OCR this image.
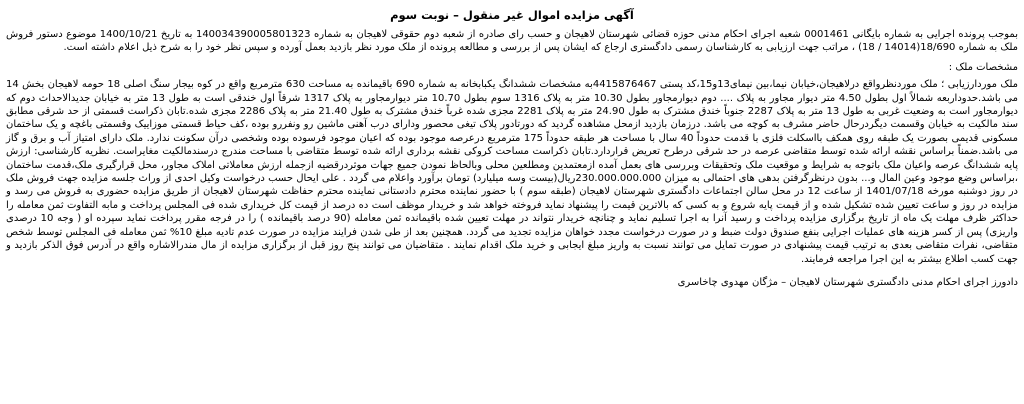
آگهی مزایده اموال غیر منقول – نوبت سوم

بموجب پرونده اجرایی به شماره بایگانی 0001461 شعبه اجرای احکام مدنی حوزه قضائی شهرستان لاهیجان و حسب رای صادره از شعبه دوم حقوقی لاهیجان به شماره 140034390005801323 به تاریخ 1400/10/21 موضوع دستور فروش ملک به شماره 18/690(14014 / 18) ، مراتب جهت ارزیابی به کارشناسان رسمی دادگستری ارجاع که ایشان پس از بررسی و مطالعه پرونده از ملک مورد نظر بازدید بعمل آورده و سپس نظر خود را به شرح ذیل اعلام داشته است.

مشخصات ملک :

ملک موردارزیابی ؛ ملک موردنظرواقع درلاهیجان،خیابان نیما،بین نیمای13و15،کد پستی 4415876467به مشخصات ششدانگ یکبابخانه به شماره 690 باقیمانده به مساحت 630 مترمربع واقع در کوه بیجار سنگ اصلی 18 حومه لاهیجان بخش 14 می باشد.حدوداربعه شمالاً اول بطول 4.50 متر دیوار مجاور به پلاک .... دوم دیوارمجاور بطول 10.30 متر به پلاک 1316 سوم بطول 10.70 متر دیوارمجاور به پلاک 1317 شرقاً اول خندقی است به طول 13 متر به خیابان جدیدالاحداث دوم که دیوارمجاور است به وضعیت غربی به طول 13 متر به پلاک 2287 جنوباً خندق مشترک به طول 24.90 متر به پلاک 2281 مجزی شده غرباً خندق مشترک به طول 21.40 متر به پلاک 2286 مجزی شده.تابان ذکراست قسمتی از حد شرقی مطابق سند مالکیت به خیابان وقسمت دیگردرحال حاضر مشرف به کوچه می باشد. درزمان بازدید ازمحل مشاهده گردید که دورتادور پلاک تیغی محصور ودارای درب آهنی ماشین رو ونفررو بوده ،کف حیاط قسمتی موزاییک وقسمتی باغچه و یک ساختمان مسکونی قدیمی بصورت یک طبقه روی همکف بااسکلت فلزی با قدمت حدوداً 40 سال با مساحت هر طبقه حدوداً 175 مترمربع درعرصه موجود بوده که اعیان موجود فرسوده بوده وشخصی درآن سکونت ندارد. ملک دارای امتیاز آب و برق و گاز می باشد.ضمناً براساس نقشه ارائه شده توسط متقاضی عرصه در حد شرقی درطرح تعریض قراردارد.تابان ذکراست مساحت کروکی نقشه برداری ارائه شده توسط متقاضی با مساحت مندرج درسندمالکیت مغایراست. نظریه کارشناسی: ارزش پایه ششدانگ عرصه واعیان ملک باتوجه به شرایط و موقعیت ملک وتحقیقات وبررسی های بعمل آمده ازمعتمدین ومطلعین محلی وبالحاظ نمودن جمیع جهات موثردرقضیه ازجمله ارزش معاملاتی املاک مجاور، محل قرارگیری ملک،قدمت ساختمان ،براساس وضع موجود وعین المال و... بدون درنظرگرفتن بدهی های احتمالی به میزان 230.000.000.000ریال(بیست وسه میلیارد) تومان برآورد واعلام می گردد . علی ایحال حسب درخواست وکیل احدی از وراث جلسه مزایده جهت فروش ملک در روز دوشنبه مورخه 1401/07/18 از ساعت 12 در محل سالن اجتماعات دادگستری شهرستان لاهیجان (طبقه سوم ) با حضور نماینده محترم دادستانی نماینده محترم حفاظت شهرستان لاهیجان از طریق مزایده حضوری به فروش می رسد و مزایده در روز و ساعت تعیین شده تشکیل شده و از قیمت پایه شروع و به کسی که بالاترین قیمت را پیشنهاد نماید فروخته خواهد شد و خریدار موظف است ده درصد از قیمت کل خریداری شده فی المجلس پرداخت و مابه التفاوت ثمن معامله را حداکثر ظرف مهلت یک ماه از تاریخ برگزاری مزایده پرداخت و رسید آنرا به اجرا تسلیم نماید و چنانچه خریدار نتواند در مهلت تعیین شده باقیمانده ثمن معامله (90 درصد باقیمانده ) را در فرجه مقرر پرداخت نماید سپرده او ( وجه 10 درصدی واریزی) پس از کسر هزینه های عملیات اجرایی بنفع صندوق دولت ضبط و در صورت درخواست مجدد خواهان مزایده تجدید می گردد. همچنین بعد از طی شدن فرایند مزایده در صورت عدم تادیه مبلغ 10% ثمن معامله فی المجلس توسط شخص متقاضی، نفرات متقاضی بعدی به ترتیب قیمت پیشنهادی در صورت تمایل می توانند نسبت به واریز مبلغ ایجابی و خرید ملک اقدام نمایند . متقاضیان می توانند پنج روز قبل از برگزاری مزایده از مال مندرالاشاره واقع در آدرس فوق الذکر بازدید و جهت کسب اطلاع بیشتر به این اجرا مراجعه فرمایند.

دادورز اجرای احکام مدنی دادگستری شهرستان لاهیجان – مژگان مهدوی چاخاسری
|---|
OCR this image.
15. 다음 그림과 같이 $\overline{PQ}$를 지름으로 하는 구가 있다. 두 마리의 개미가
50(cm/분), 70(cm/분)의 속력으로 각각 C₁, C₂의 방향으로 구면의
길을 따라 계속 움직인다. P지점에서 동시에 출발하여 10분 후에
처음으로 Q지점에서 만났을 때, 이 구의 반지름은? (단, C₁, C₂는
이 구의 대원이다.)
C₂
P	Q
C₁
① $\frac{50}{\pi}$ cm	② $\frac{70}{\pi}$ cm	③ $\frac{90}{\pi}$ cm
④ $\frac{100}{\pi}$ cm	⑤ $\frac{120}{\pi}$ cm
|---|
● WHAT THE EXERCISE ASKS: Find how many lines in the listing hold "frac", and reply with that number only.

● RESPONSE TO THIS TASK: 2